▶ Description of the task: Reproduce each record below exactly as written.

▶ Data for this task:
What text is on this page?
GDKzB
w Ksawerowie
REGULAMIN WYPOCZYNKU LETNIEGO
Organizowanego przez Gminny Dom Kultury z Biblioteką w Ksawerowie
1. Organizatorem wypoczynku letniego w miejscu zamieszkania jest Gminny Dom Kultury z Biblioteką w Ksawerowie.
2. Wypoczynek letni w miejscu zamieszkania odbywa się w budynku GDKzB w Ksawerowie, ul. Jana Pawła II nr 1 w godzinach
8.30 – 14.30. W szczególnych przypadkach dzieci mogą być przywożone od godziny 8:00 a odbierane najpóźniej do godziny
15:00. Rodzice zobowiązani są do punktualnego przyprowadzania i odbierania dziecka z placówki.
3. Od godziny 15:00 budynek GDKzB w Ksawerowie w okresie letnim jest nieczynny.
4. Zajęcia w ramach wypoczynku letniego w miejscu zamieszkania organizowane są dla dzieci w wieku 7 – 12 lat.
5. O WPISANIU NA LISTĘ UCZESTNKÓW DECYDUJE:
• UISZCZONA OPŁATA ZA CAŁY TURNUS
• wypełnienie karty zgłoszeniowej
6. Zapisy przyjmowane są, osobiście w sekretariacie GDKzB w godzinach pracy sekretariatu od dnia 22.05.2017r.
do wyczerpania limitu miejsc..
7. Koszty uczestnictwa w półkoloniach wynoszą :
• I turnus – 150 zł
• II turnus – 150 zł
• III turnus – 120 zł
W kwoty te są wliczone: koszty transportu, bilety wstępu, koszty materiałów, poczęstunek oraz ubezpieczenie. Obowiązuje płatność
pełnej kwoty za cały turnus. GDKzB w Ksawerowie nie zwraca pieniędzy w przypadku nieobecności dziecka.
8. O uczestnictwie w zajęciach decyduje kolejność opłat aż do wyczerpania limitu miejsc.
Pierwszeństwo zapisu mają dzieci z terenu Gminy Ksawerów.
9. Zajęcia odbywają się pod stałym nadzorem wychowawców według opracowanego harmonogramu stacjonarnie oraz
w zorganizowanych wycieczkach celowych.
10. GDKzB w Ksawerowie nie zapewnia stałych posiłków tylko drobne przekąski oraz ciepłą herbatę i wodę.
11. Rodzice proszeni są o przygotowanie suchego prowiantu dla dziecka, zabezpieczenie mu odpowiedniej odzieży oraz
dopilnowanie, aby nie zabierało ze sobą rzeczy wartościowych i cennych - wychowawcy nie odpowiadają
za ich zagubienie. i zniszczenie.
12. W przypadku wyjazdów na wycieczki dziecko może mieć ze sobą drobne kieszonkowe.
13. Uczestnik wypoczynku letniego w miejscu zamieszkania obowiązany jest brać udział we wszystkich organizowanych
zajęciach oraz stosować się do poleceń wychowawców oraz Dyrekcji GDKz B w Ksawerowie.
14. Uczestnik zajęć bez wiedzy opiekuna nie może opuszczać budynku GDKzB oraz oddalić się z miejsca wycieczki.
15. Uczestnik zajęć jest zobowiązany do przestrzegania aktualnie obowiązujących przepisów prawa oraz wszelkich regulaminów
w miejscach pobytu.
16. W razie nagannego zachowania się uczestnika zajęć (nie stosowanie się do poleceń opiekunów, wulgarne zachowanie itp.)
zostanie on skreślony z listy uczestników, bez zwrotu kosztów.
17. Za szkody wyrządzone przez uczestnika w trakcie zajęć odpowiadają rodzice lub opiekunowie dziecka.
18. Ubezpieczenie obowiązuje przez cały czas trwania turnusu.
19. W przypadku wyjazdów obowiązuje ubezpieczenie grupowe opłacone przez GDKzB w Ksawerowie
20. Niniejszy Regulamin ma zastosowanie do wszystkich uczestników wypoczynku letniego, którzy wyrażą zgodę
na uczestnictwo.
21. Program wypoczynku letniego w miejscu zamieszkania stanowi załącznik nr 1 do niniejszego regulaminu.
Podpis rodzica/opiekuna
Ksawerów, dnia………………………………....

▶ Exercise solution:
What text is on this page?
GDKzB
w Ksawerowie
REGULAMIN WYPOCZYNKU LETNIEGO
Organizowanego przez Gminny Dom Kultury z Biblioteką w Ksawerowie
1. Organizatorem wypoczynku letniego w miejscu zamieszkania jest Gminny Dom Kultury z Biblioteką w Ksawerowie.
2. Wypoczynek letni w miejscu zamieszkania odbywa się w budynku GDKzB w Ksawerowie, ul. Jana Pawła II nr 1 w godzinach
8.30 – 14.30. W szczególnych przypadkach dzieci mogą być przywożone od godziny 8:00 a odbierane najpóźniej do godziny
15:00. Rodzice zobowiązani są do punktualnego przyprowadzania i odbierania dziecka z placówki.
3. Od godziny 15:00 budynek GDKzB w Ksawerowie w okresie letnim jest nieczynny.
4. Zajęcia w ramach wypoczynku letniego w miejscu zamieszkania organizowane są dla dzieci w wieku 7 – 12 lat.
5. O WPISANIU NA LISTĘ UCZESTNKÓW DECYDUJE:
• UISZCZONA OPŁATA ZA CAŁY TURNUS
• wypełnienie karty zgłoszeniowej
6. Zapisy przyjmowane są, osobiście w sekretariacie GDKzB w godzinach pracy sekretariatu od dnia 22.05.2017r.
do wyczerpania limitu miejsc..
7. Koszty uczestnictwa w półkoloniach wynoszą :
• I turnus – 150 zł
• II turnus – 150 zł
• III turnus – 120 zł
W kwoty te są wliczone: koszty transportu, bilety wstępu, koszty materiałów, poczęstunek oraz ubezpieczenie. Obowiązuje płatność
pełnej kwoty za cały turnus. GDKzB w Ksawerowie nie zwraca pieniędzy w przypadku nieobecności dziecka.
8. O uczestnictwie w zajęciach decyduje kolejność opłat aż do wyczerpania limitu miejsc.
Pierwszeństwo zapisu mają dzieci z terenu Gminy Ksawerów.
9. Zajęcia odbywają się pod stałym nadzorem wychowawców według opracowanego harmonogramu stacjonarnie oraz
w zorganizowanych wycieczkach celowych.
10. GDKzB w Ksawerowie nie zapewnia stałych posiłków tylko drobne przekąski oraz ciepłą herbatę i wodę.
11. Rodzice proszeni są o przygotowanie suchego prowiantu dla dziecka, zabezpieczenie mu odpowiedniej odzieży oraz
dopilnowanie, aby nie zabierało ze sobą rzeczy wartościowych i cennych - wychowawcy nie odpowiadają
za ich zagubienie. i zniszczenie.
12. W przypadku wyjazdów na wycieczki dziecko może mieć ze sobą drobne kieszonkowe.
13. Uczestnik wypoczynku letniego w miejscu zamieszkania obowiązany jest brać udział we wszystkich organizowanych
zajęciach oraz stosować się do poleceń wychowawców oraz Dyrekcji GDKz B w Ksawerowie.
14. Uczestnik zajęć bez wiedzy opiekuna nie może opuszczać budynku GDKzB oraz oddalić się z miejsca wycieczki.
15. Uczestnik zajęć jest zobowiązany do przestrzegania aktualnie obowiązujących przepisów prawa oraz wszelkich regulaminów
w miejscach pobytu.
16. W razie nagannego zachowania się uczestnika zajęć (nie stosowanie się do poleceń opiekunów, wulgarne zachowanie itp.)
zostanie on skreślony z listy uczestników, bez zwrotu kosztów.
17. Za szkody wyrządzone przez uczestnika w trakcie zajęć odpowiadają rodzice lub opiekunowie dziecka.
18. Ubezpieczenie obowiązuje przez cały czas trwania turnusu.
19. W przypadku wyjazdów obowiązuje ubezpieczenie grupowe opłacone przez GDKzB w Ksawerowie
20. Niniejszy Regulamin ma zastosowanie do wszystkich uczestników wypoczynku letniego, którzy wyrażą zgodę
na uczestnictwo.
21. Program wypoczynku letniego w miejscu zamieszkania stanowi załącznik nr 1 do niniejszego regulaminu.
Podpis rodzica/opiekuna
Ksawerów, dnia………………………………....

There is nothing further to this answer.